- **Stated exercise**
Wherever a line holds the word "value", copy that line out.

Data tied to figure images
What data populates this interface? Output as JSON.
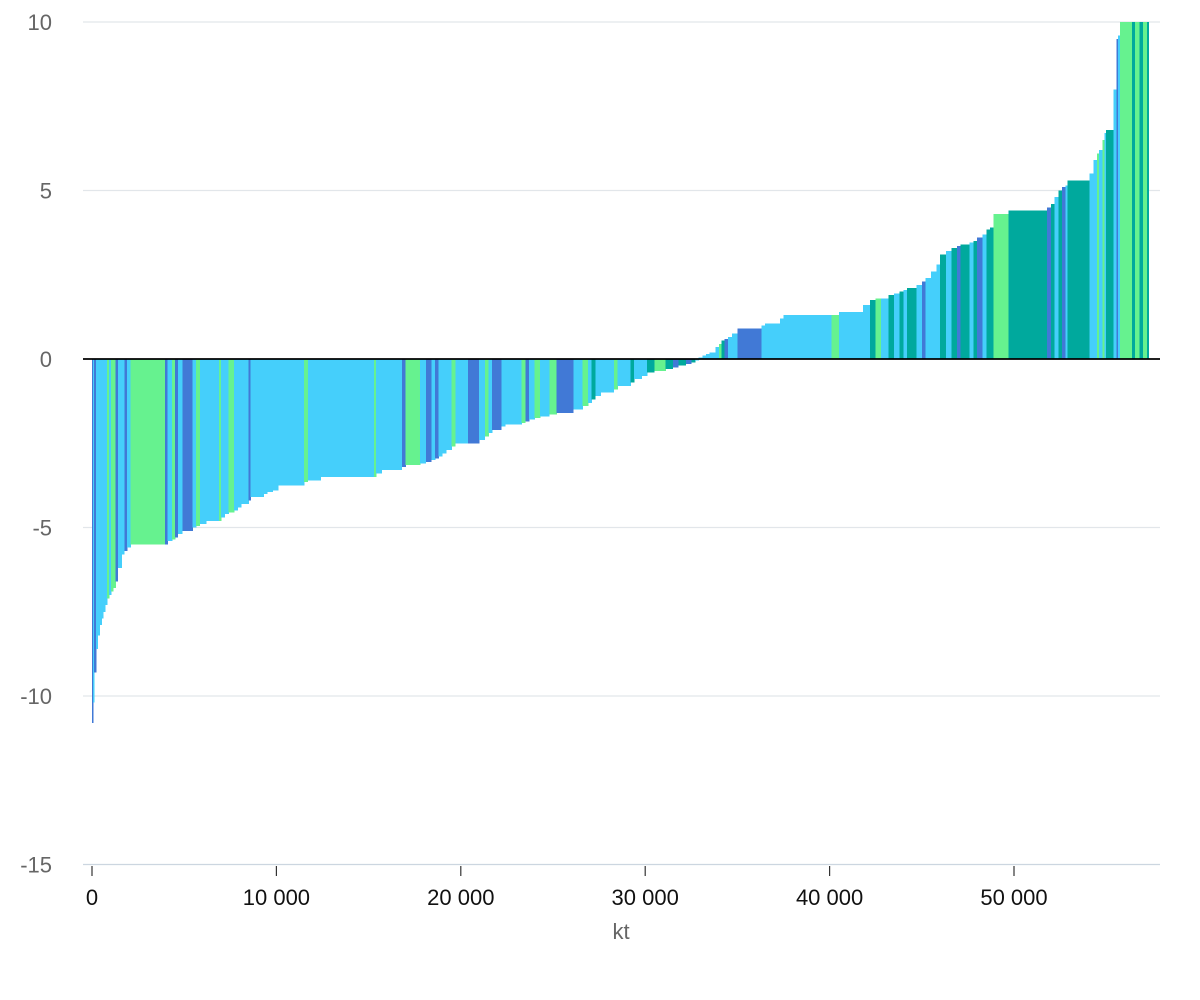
{
  "chart_data": {
    "type": "bar",
    "subtype": "variable-width waterfall (sorted marginal abatement style)",
    "xlabel": "kt",
    "ylabel": "",
    "xlim": [
      0,
      57500
    ],
    "ylim": [
      -15,
      10
    ],
    "x_ticks": [
      {
        "value": 0,
        "label": "0"
      },
      {
        "value": 10000,
        "label": "10 000"
      },
      {
        "value": 20000,
        "label": "20 000"
      },
      {
        "value": 30000,
        "label": "30 000"
      },
      {
        "value": 40000,
        "label": "40 000"
      },
      {
        "value": 50000,
        "label": "50 000"
      }
    ],
    "y_ticks": [
      {
        "value": 10,
        "label": "10"
      },
      {
        "value": 5,
        "label": "5"
      },
      {
        "value": 0,
        "label": "0"
      },
      {
        "value": -5,
        "label": "-5"
      },
      {
        "value": -10,
        "label": "-10"
      },
      {
        "value": -15,
        "label": "-15"
      }
    ],
    "grid": true,
    "colors": {
      "light_blue": "#45cffb",
      "blue": "#4179d6",
      "light_green": "#66f28f",
      "teal": "#00a99d",
      "grid": "#e2e6ea",
      "zero_line": "#000000"
    },
    "bars": [
      {
        "x0": 0,
        "x1": 60,
        "y": -10.8,
        "color": "blue"
      },
      {
        "x0": 60,
        "x1": 120,
        "y": -10.2,
        "color": "light_blue"
      },
      {
        "x0": 120,
        "x1": 220,
        "y": -9.3,
        "color": "blue"
      },
      {
        "x0": 220,
        "x1": 320,
        "y": -8.6,
        "color": "light_blue"
      },
      {
        "x0": 320,
        "x1": 420,
        "y": -8.2,
        "color": "light_blue"
      },
      {
        "x0": 420,
        "x1": 520,
        "y": -7.9,
        "color": "light_blue"
      },
      {
        "x0": 520,
        "x1": 620,
        "y": -7.7,
        "color": "light_blue"
      },
      {
        "x0": 620,
        "x1": 720,
        "y": -7.5,
        "color": "light_blue"
      },
      {
        "x0": 720,
        "x1": 820,
        "y": -7.3,
        "color": "light_blue"
      },
      {
        "x0": 820,
        "x1": 920,
        "y": -7.1,
        "color": "light_green"
      },
      {
        "x0": 920,
        "x1": 1040,
        "y": -7.0,
        "color": "light_blue"
      },
      {
        "x0": 1040,
        "x1": 1160,
        "y": -6.9,
        "color": "light_green"
      },
      {
        "x0": 1160,
        "x1": 1280,
        "y": -6.8,
        "color": "light_green"
      },
      {
        "x0": 1280,
        "x1": 1400,
        "y": -6.6,
        "color": "blue"
      },
      {
        "x0": 1400,
        "x1": 1600,
        "y": -6.2,
        "color": "light_blue"
      },
      {
        "x0": 1600,
        "x1": 1750,
        "y": -5.8,
        "color": "light_blue"
      },
      {
        "x0": 1750,
        "x1": 1900,
        "y": -5.7,
        "color": "blue"
      },
      {
        "x0": 1900,
        "x1": 2100,
        "y": -5.6,
        "color": "light_blue"
      },
      {
        "x0": 2100,
        "x1": 3950,
        "y": -5.5,
        "color": "light_green"
      },
      {
        "x0": 3950,
        "x1": 4100,
        "y": -5.5,
        "color": "blue"
      },
      {
        "x0": 4100,
        "x1": 4350,
        "y": -5.4,
        "color": "light_blue"
      },
      {
        "x0": 4350,
        "x1": 4500,
        "y": -5.35,
        "color": "light_green"
      },
      {
        "x0": 4500,
        "x1": 4650,
        "y": -5.3,
        "color": "blue"
      },
      {
        "x0": 4650,
        "x1": 4900,
        "y": -5.2,
        "color": "light_blue"
      },
      {
        "x0": 4900,
        "x1": 5450,
        "y": -5.1,
        "color": "blue"
      },
      {
        "x0": 5450,
        "x1": 5650,
        "y": -5.0,
        "color": "light_blue"
      },
      {
        "x0": 5650,
        "x1": 5850,
        "y": -4.95,
        "color": "light_green"
      },
      {
        "x0": 5850,
        "x1": 6200,
        "y": -4.9,
        "color": "light_blue"
      },
      {
        "x0": 6200,
        "x1": 6900,
        "y": -4.8,
        "color": "light_blue"
      },
      {
        "x0": 6900,
        "x1": 7000,
        "y": -4.8,
        "color": "light_green"
      },
      {
        "x0": 7000,
        "x1": 7200,
        "y": -4.7,
        "color": "light_blue"
      },
      {
        "x0": 7200,
        "x1": 7400,
        "y": -4.6,
        "color": "light_blue"
      },
      {
        "x0": 7400,
        "x1": 7700,
        "y": -4.55,
        "color": "light_green"
      },
      {
        "x0": 7700,
        "x1": 7900,
        "y": -4.5,
        "color": "light_blue"
      },
      {
        "x0": 7900,
        "x1": 8100,
        "y": -4.4,
        "color": "light_blue"
      },
      {
        "x0": 8100,
        "x1": 8500,
        "y": -4.3,
        "color": "light_blue"
      },
      {
        "x0": 8500,
        "x1": 8600,
        "y": -4.2,
        "color": "blue"
      },
      {
        "x0": 8600,
        "x1": 8900,
        "y": -4.1,
        "color": "light_blue"
      },
      {
        "x0": 8900,
        "x1": 9300,
        "y": -4.1,
        "color": "light_blue"
      },
      {
        "x0": 9300,
        "x1": 9500,
        "y": -4.0,
        "color": "light_blue"
      },
      {
        "x0": 9500,
        "x1": 9800,
        "y": -3.95,
        "color": "light_blue"
      },
      {
        "x0": 9800,
        "x1": 10100,
        "y": -3.9,
        "color": "light_blue"
      },
      {
        "x0": 10100,
        "x1": 11500,
        "y": -3.75,
        "color": "light_blue"
      },
      {
        "x0": 11500,
        "x1": 11700,
        "y": -3.65,
        "color": "light_green"
      },
      {
        "x0": 11700,
        "x1": 12400,
        "y": -3.6,
        "color": "light_blue"
      },
      {
        "x0": 12400,
        "x1": 15300,
        "y": -3.5,
        "color": "light_blue"
      },
      {
        "x0": 15300,
        "x1": 15400,
        "y": -3.5,
        "color": "light_green"
      },
      {
        "x0": 15400,
        "x1": 15700,
        "y": -3.4,
        "color": "light_blue"
      },
      {
        "x0": 15700,
        "x1": 16800,
        "y": -3.3,
        "color": "light_blue"
      },
      {
        "x0": 16800,
        "x1": 17000,
        "y": -3.2,
        "color": "blue"
      },
      {
        "x0": 17000,
        "x1": 17800,
        "y": -3.15,
        "color": "light_green"
      },
      {
        "x0": 17800,
        "x1": 18100,
        "y": -3.1,
        "color": "light_blue"
      },
      {
        "x0": 18100,
        "x1": 18400,
        "y": -3.05,
        "color": "blue"
      },
      {
        "x0": 18400,
        "x1": 18600,
        "y": -3.0,
        "color": "light_blue"
      },
      {
        "x0": 18600,
        "x1": 18800,
        "y": -2.95,
        "color": "blue"
      },
      {
        "x0": 18800,
        "x1": 19000,
        "y": -2.9,
        "color": "light_blue"
      },
      {
        "x0": 19000,
        "x1": 19200,
        "y": -2.8,
        "color": "light_blue"
      },
      {
        "x0": 19200,
        "x1": 19500,
        "y": -2.7,
        "color": "light_blue"
      },
      {
        "x0": 19500,
        "x1": 19700,
        "y": -2.6,
        "color": "light_green"
      },
      {
        "x0": 19700,
        "x1": 20400,
        "y": -2.5,
        "color": "light_blue"
      },
      {
        "x0": 20400,
        "x1": 21000,
        "y": -2.5,
        "color": "blue"
      },
      {
        "x0": 21000,
        "x1": 21300,
        "y": -2.4,
        "color": "light_blue"
      },
      {
        "x0": 21300,
        "x1": 21500,
        "y": -2.3,
        "color": "light_green"
      },
      {
        "x0": 21500,
        "x1": 21700,
        "y": -2.2,
        "color": "light_blue"
      },
      {
        "x0": 21700,
        "x1": 22200,
        "y": -2.1,
        "color": "blue"
      },
      {
        "x0": 22200,
        "x1": 22400,
        "y": -2.0,
        "color": "light_blue"
      },
      {
        "x0": 22400,
        "x1": 23300,
        "y": -1.95,
        "color": "light_blue"
      },
      {
        "x0": 23300,
        "x1": 23500,
        "y": -1.9,
        "color": "light_green"
      },
      {
        "x0": 23500,
        "x1": 23700,
        "y": -1.85,
        "color": "blue"
      },
      {
        "x0": 23700,
        "x1": 24000,
        "y": -1.8,
        "color": "light_blue"
      },
      {
        "x0": 24000,
        "x1": 24300,
        "y": -1.75,
        "color": "light_green"
      },
      {
        "x0": 24300,
        "x1": 24800,
        "y": -1.7,
        "color": "light_blue"
      },
      {
        "x0": 24800,
        "x1": 25200,
        "y": -1.65,
        "color": "light_green"
      },
      {
        "x0": 25200,
        "x1": 26100,
        "y": -1.6,
        "color": "blue"
      },
      {
        "x0": 26100,
        "x1": 26600,
        "y": -1.5,
        "color": "light_blue"
      },
      {
        "x0": 26600,
        "x1": 26900,
        "y": -1.4,
        "color": "light_green"
      },
      {
        "x0": 26900,
        "x1": 27100,
        "y": -1.3,
        "color": "light_blue"
      },
      {
        "x0": 27100,
        "x1": 27300,
        "y": -1.2,
        "color": "teal"
      },
      {
        "x0": 27300,
        "x1": 27600,
        "y": -1.1,
        "color": "light_blue"
      },
      {
        "x0": 27600,
        "x1": 28300,
        "y": -1.0,
        "color": "light_blue"
      },
      {
        "x0": 28300,
        "x1": 28500,
        "y": -0.9,
        "color": "light_green"
      },
      {
        "x0": 28500,
        "x1": 29200,
        "y": -0.8,
        "color": "light_blue"
      },
      {
        "x0": 29200,
        "x1": 29400,
        "y": -0.7,
        "color": "teal"
      },
      {
        "x0": 29400,
        "x1": 29800,
        "y": -0.6,
        "color": "light_blue"
      },
      {
        "x0": 29800,
        "x1": 30100,
        "y": -0.5,
        "color": "light_blue"
      },
      {
        "x0": 30100,
        "x1": 30500,
        "y": -0.4,
        "color": "teal"
      },
      {
        "x0": 30500,
        "x1": 31100,
        "y": -0.35,
        "color": "light_green"
      },
      {
        "x0": 31100,
        "x1": 31500,
        "y": -0.3,
        "color": "teal"
      },
      {
        "x0": 31500,
        "x1": 31800,
        "y": -0.25,
        "color": "blue"
      },
      {
        "x0": 31800,
        "x1": 32200,
        "y": -0.2,
        "color": "teal"
      },
      {
        "x0": 32200,
        "x1": 32500,
        "y": -0.15,
        "color": "blue"
      },
      {
        "x0": 32500,
        "x1": 32700,
        "y": -0.1,
        "color": "teal"
      },
      {
        "x0": 32700,
        "x1": 32900,
        "y": -0.05,
        "color": "light_blue"
      },
      {
        "x0": 32900,
        "x1": 33100,
        "y": 0.05,
        "color": "light_blue"
      },
      {
        "x0": 33100,
        "x1": 33300,
        "y": 0.1,
        "color": "light_blue"
      },
      {
        "x0": 33300,
        "x1": 33500,
        "y": 0.15,
        "color": "light_blue"
      },
      {
        "x0": 33500,
        "x1": 33800,
        "y": 0.2,
        "color": "light_blue"
      },
      {
        "x0": 33800,
        "x1": 34000,
        "y": 0.35,
        "color": "light_blue"
      },
      {
        "x0": 34000,
        "x1": 34150,
        "y": 0.45,
        "color": "light_green"
      },
      {
        "x0": 34150,
        "x1": 34300,
        "y": 0.55,
        "color": "teal"
      },
      {
        "x0": 34300,
        "x1": 34500,
        "y": 0.6,
        "color": "blue"
      },
      {
        "x0": 34500,
        "x1": 34700,
        "y": 0.65,
        "color": "light_blue"
      },
      {
        "x0": 34700,
        "x1": 35000,
        "y": 0.75,
        "color": "light_blue"
      },
      {
        "x0": 35000,
        "x1": 36300,
        "y": 0.9,
        "color": "blue"
      },
      {
        "x0": 36300,
        "x1": 36500,
        "y": 1.0,
        "color": "light_blue"
      },
      {
        "x0": 36500,
        "x1": 37300,
        "y": 1.05,
        "color": "light_blue"
      },
      {
        "x0": 37300,
        "x1": 37500,
        "y": 1.2,
        "color": "light_blue"
      },
      {
        "x0": 37500,
        "x1": 40100,
        "y": 1.3,
        "color": "light_blue"
      },
      {
        "x0": 40100,
        "x1": 40500,
        "y": 1.3,
        "color": "light_green"
      },
      {
        "x0": 40500,
        "x1": 41800,
        "y": 1.4,
        "color": "light_blue"
      },
      {
        "x0": 41800,
        "x1": 42200,
        "y": 1.6,
        "color": "light_blue"
      },
      {
        "x0": 42200,
        "x1": 42500,
        "y": 1.75,
        "color": "teal"
      },
      {
        "x0": 42500,
        "x1": 42800,
        "y": 1.8,
        "color": "light_green"
      },
      {
        "x0": 42800,
        "x1": 43200,
        "y": 1.8,
        "color": "light_blue"
      },
      {
        "x0": 43200,
        "x1": 43500,
        "y": 1.9,
        "color": "teal"
      },
      {
        "x0": 43500,
        "x1": 43800,
        "y": 1.95,
        "color": "light_blue"
      },
      {
        "x0": 43800,
        "x1": 44000,
        "y": 2.0,
        "color": "teal"
      },
      {
        "x0": 44000,
        "x1": 44200,
        "y": 2.05,
        "color": "light_blue"
      },
      {
        "x0": 44200,
        "x1": 44700,
        "y": 2.1,
        "color": "teal"
      },
      {
        "x0": 44700,
        "x1": 45000,
        "y": 2.2,
        "color": "light_blue"
      },
      {
        "x0": 45000,
        "x1": 45200,
        "y": 2.3,
        "color": "blue"
      },
      {
        "x0": 45200,
        "x1": 45500,
        "y": 2.4,
        "color": "light_blue"
      },
      {
        "x0": 45500,
        "x1": 45800,
        "y": 2.6,
        "color": "light_blue"
      },
      {
        "x0": 45800,
        "x1": 46000,
        "y": 2.8,
        "color": "light_blue"
      },
      {
        "x0": 46000,
        "x1": 46300,
        "y": 3.1,
        "color": "teal"
      },
      {
        "x0": 46300,
        "x1": 46600,
        "y": 3.2,
        "color": "light_blue"
      },
      {
        "x0": 46600,
        "x1": 46900,
        "y": 3.3,
        "color": "teal"
      },
      {
        "x0": 46900,
        "x1": 47100,
        "y": 3.35,
        "color": "blue"
      },
      {
        "x0": 47100,
        "x1": 47600,
        "y": 3.4,
        "color": "teal"
      },
      {
        "x0": 47600,
        "x1": 47800,
        "y": 3.45,
        "color": "light_blue"
      },
      {
        "x0": 47800,
        "x1": 48000,
        "y": 3.5,
        "color": "teal"
      },
      {
        "x0": 48000,
        "x1": 48300,
        "y": 3.6,
        "color": "blue"
      },
      {
        "x0": 48300,
        "x1": 48500,
        "y": 3.7,
        "color": "light_blue"
      },
      {
        "x0": 48500,
        "x1": 48700,
        "y": 3.85,
        "color": "teal"
      },
      {
        "x0": 48700,
        "x1": 48900,
        "y": 3.9,
        "color": "teal"
      },
      {
        "x0": 48900,
        "x1": 49700,
        "y": 4.3,
        "color": "light_green"
      },
      {
        "x0": 49700,
        "x1": 51800,
        "y": 4.4,
        "color": "teal"
      },
      {
        "x0": 51800,
        "x1": 52000,
        "y": 4.5,
        "color": "blue"
      },
      {
        "x0": 52000,
        "x1": 52200,
        "y": 4.6,
        "color": "teal"
      },
      {
        "x0": 52200,
        "x1": 52400,
        "y": 4.8,
        "color": "light_blue"
      },
      {
        "x0": 52400,
        "x1": 52600,
        "y": 5.0,
        "color": "teal"
      },
      {
        "x0": 52600,
        "x1": 52800,
        "y": 5.1,
        "color": "blue"
      },
      {
        "x0": 52800,
        "x1": 52900,
        "y": 5.15,
        "color": "light_blue"
      },
      {
        "x0": 52900,
        "x1": 54100,
        "y": 5.3,
        "color": "teal"
      },
      {
        "x0": 54100,
        "x1": 54300,
        "y": 5.5,
        "color": "light_blue"
      },
      {
        "x0": 54300,
        "x1": 54500,
        "y": 5.9,
        "color": "light_blue"
      },
      {
        "x0": 54500,
        "x1": 54600,
        "y": 6.1,
        "color": "light_green"
      },
      {
        "x0": 54600,
        "x1": 54800,
        "y": 6.2,
        "color": "light_blue"
      },
      {
        "x0": 54800,
        "x1": 54900,
        "y": 6.5,
        "color": "light_green"
      },
      {
        "x0": 54900,
        "x1": 55000,
        "y": 6.7,
        "color": "light_blue"
      },
      {
        "x0": 55000,
        "x1": 55400,
        "y": 6.8,
        "color": "teal"
      },
      {
        "x0": 55400,
        "x1": 55550,
        "y": 8.0,
        "color": "light_blue"
      },
      {
        "x0": 55550,
        "x1": 55650,
        "y": 9.5,
        "color": "blue"
      },
      {
        "x0": 55650,
        "x1": 55750,
        "y": 9.6,
        "color": "light_blue"
      },
      {
        "x0": 55750,
        "x1": 56400,
        "y": 10.0,
        "color": "light_green"
      },
      {
        "x0": 56400,
        "x1": 56550,
        "y": 10.0,
        "color": "teal"
      },
      {
        "x0": 56550,
        "x1": 56800,
        "y": 10.0,
        "color": "light_green"
      },
      {
        "x0": 56800,
        "x1": 57000,
        "y": 10.0,
        "color": "teal"
      },
      {
        "x0": 57000,
        "x1": 57200,
        "y": 10.0,
        "color": "light_green"
      },
      {
        "x0": 57200,
        "x1": 57300,
        "y": 10.0,
        "color": "teal"
      }
    ]
  }
}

- **The solution**
        "value": 0,
        "value": 10000,
        "value": 20000,
        "value": 30000,
        "value": 40000,
        "value": 50000,
        "value": 10,
        "value": 5,
        "value": 0,
        "value": -5,
        "value": -10,
        "value": -15,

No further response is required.